EXERCISE INPUT:
━━━━━━━━━━━━━━━━━━━━━━━━━━━━━━

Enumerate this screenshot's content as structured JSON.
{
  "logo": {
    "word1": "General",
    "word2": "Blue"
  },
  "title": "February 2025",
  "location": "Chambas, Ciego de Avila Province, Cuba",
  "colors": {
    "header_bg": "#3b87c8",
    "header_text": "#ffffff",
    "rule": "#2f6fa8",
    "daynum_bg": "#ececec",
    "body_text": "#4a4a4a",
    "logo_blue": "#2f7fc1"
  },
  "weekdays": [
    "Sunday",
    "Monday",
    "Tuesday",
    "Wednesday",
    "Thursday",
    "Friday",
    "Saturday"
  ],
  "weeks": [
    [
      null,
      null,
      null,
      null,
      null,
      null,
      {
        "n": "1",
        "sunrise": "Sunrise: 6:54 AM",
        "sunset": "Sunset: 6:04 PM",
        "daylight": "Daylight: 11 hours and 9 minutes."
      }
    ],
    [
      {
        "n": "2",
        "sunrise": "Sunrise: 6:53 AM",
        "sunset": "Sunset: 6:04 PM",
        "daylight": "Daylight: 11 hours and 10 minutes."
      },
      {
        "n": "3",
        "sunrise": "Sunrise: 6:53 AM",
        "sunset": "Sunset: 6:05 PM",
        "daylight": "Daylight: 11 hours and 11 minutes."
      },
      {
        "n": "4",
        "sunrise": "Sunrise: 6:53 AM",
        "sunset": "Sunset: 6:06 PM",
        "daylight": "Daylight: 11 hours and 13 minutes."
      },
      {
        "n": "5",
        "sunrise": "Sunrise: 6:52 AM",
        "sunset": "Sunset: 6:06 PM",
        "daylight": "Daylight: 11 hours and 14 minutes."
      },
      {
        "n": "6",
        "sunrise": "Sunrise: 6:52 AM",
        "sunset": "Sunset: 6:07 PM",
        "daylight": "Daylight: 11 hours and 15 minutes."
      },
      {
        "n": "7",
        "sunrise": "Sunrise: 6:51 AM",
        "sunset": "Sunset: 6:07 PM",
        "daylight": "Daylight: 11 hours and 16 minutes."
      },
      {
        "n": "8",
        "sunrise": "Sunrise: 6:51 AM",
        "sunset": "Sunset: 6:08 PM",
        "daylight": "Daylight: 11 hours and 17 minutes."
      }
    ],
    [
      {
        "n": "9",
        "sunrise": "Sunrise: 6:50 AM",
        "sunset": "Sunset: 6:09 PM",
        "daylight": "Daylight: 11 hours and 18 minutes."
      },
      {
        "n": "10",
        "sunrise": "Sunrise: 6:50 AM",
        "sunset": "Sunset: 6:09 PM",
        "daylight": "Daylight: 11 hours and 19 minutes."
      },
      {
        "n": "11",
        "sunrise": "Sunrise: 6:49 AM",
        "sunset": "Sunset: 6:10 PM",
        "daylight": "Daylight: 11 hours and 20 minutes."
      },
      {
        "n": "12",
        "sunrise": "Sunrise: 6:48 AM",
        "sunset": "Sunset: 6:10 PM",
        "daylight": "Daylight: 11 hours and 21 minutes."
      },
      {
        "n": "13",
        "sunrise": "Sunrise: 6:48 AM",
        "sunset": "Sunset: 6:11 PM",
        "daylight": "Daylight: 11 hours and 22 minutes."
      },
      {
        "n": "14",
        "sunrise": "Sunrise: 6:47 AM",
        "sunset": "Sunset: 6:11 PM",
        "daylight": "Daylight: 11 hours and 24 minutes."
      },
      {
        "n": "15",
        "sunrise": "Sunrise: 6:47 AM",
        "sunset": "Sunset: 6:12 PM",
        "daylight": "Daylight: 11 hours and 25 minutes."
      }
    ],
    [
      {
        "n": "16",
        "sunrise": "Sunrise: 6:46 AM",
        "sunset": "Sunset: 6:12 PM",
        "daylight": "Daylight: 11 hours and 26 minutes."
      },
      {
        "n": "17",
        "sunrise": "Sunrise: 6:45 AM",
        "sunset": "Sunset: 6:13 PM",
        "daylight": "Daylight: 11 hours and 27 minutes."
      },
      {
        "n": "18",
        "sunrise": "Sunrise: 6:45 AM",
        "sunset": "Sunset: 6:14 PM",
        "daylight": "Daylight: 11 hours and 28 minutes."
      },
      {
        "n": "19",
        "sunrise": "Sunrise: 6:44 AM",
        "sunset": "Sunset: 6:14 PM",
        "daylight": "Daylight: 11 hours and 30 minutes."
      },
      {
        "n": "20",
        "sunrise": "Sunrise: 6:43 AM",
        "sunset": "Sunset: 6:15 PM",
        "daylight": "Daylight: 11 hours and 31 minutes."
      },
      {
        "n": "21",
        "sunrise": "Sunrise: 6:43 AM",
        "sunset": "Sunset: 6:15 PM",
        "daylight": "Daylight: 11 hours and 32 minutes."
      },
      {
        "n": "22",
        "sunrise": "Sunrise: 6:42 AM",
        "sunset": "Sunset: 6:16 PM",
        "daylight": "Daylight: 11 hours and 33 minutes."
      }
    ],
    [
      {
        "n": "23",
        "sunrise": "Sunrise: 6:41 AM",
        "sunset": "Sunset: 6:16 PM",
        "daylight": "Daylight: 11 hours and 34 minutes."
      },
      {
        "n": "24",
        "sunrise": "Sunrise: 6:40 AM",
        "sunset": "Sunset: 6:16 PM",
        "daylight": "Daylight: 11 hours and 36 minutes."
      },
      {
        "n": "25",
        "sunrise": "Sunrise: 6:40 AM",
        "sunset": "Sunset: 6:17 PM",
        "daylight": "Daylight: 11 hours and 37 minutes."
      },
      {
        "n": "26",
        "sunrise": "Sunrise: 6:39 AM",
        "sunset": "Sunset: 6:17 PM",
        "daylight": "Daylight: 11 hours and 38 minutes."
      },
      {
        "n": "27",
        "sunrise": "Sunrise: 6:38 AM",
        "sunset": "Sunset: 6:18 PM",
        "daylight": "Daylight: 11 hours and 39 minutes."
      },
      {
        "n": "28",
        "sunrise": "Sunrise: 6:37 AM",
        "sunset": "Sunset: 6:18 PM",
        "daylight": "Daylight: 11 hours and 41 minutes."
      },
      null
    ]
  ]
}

━━━━━━━━━━━━━━━━━━━━━━━━━━━━━━

PROBLEM REQUIREMENTS: Output each record exactly, leaving nothing out.

ANSWER TO THE EXERCISE:
Enumerate this screenshot's content as structured JSON.
{
  "logo": {
    "word1": "General",
    "word2": "Blue"
  },
  "title": "February 2025",
  "location": "Chambas, Ciego de Avila Province, Cuba",
  "colors": {
    "header_bg": "#3b87c8",
    "header_text": "#ffffff",
    "rule": "#2f6fa8",
    "daynum_bg": "#ececec",
    "body_text": "#4a4a4a",
    "logo_blue": "#2f7fc1"
  },
  "weekdays": [
    "Sunday",
    "Monday",
    "Tuesday",
    "Wednesday",
    "Thursday",
    "Friday",
    "Saturday"
  ],
  "weeks": [
    [
      null,
      null,
      null,
      null,
      null,
      null,
      {
        "n": "1",
        "sunrise": "Sunrise: 6:54 AM",
        "sunset": "Sunset: 6:04 PM",
        "daylight": "Daylight: 11 hours and 9 minutes."
      }
    ],
    [
      {
        "n": "2",
        "sunrise": "Sunrise: 6:53 AM",
        "sunset": "Sunset: 6:04 PM",
        "daylight": "Daylight: 11 hours and 10 minutes."
      },
      {
        "n": "3",
        "sunrise": "Sunrise: 6:53 AM",
        "sunset": "Sunset: 6:05 PM",
        "daylight": "Daylight: 11 hours and 11 minutes."
      },
      {
        "n": "4",
        "sunrise": "Sunrise: 6:53 AM",
        "sunset": "Sunset: 6:06 PM",
        "daylight": "Daylight: 11 hours and 13 minutes."
      },
      {
        "n": "5",
        "sunrise": "Sunrise: 6:52 AM",
        "sunset": "Sunset: 6:06 PM",
        "daylight": "Daylight: 11 hours and 14 minutes."
      },
      {
        "n": "6",
        "sunrise": "Sunrise: 6:52 AM",
        "sunset": "Sunset: 6:07 PM",
        "daylight": "Daylight: 11 hours and 15 minutes."
      },
      {
        "n": "7",
        "sunrise": "Sunrise: 6:51 AM",
        "sunset": "Sunset: 6:07 PM",
        "daylight": "Daylight: 11 hours and 16 minutes."
      },
      {
        "n": "8",
        "sunrise": "Sunrise: 6:51 AM",
        "sunset": "Sunset: 6:08 PM",
        "daylight": "Daylight: 11 hours and 17 minutes."
      }
    ],
    [
      {
        "n": "9",
        "sunrise": "Sunrise: 6:50 AM",
        "sunset": "Sunset: 6:09 PM",
        "daylight": "Daylight: 11 hours and 18 minutes."
      },
      {
        "n": "10",
        "sunrise": "Sunrise: 6:50 AM",
        "sunset": "Sunset: 6:09 PM",
        "daylight": "Daylight: 11 hours and 19 minutes."
      },
      {
        "n": "11",
        "sunrise": "Sunrise: 6:49 AM",
        "sunset": "Sunset: 6:10 PM",
        "daylight": "Daylight: 11 hours and 20 minutes."
      },
      {
        "n": "12",
        "sunrise": "Sunrise: 6:48 AM",
        "sunset": "Sunset: 6:10 PM",
        "daylight": "Daylight: 11 hours and 21 minutes."
      },
      {
        "n": "13",
        "sunrise": "Sunrise: 6:48 AM",
        "sunset": "Sunset: 6:11 PM",
        "daylight": "Daylight: 11 hours and 22 minutes."
      },
      {
        "n": "14",
        "sunrise": "Sunrise: 6:47 AM",
        "sunset": "Sunset: 6:11 PM",
        "daylight": "Daylight: 11 hours and 24 minutes."
      },
      {
        "n": "15",
        "sunrise": "Sunrise: 6:47 AM",
        "sunset": "Sunset: 6:12 PM",
        "daylight": "Daylight: 11 hours and 25 minutes."
      }
    ],
    [
      {
        "n": "16",
        "sunrise": "Sunrise: 6:46 AM",
        "sunset": "Sunset: 6:12 PM",
        "daylight": "Daylight: 11 hours and 26 minutes."
      },
      {
        "n": "17",
        "sunrise": "Sunrise: 6:45 AM",
        "sunset": "Sunset: 6:13 PM",
        "daylight": "Daylight: 11 hours and 27 minutes."
      },
      {
        "n": "18",
        "sunrise": "Sunrise: 6:45 AM",
        "sunset": "Sunset: 6:14 PM",
        "daylight": "Daylight: 11 hours and 28 minutes."
      },
      {
        "n": "19",
        "sunrise": "Sunrise: 6:44 AM",
        "sunset": "Sunset: 6:14 PM",
        "daylight": "Daylight: 11 hours and 30 minutes."
      },
      {
        "n": "20",
        "sunrise": "Sunrise: 6:43 AM",
        "sunset": "Sunset: 6:15 PM",
        "daylight": "Daylight: 11 hours and 31 minutes."
      },
      {
        "n": "21",
        "sunrise": "Sunrise: 6:43 AM",
        "sunset": "Sunset: 6:15 PM",
        "daylight": "Daylight: 11 hours and 32 minutes."
      },
      {
        "n": "22",
        "sunrise": "Sunrise: 6:42 AM",
        "sunset": "Sunset: 6:16 PM",
        "daylight": "Daylight: 11 hours and 33 minutes."
      }
    ],
    [
      {
        "n": "23",
        "sunrise": "Sunrise: 6:41 AM",
        "sunset": "Sunset: 6:16 PM",
        "daylight": "Daylight: 11 hours and 34 minutes."
      },
      {
        "n": "24",
        "sunrise": "Sunrise: 6:40 AM",
        "sunset": "Sunset: 6:16 PM",
        "daylight": "Daylight: 11 hours and 36 minutes."
      },
      {
        "n": "25",
        "sunrise": "Sunrise: 6:40 AM",
        "sunset": "Sunset: 6:17 PM",
        "daylight": "Daylight: 11 hours and 37 minutes."
      },
      {
        "n": "26",
        "sunrise": "Sunrise: 6:39 AM",
        "sunset": "Sunset: 6:17 PM",
        "daylight": "Daylight: 11 hours and 38 minutes."
      },
      {
        "n": "27",
        "sunrise": "Sunrise: 6:38 AM",
        "sunset": "Sunset: 6:18 PM",
        "daylight": "Daylight: 11 hours and 39 minutes."
      },
      {
        "n": "28",
        "sunrise": "Sunrise: 6:37 AM",
        "sunset": "Sunset: 6:18 PM",
        "daylight": "Daylight: 11 hours and 41 minutes."
      },
      null
    ]
  ]
}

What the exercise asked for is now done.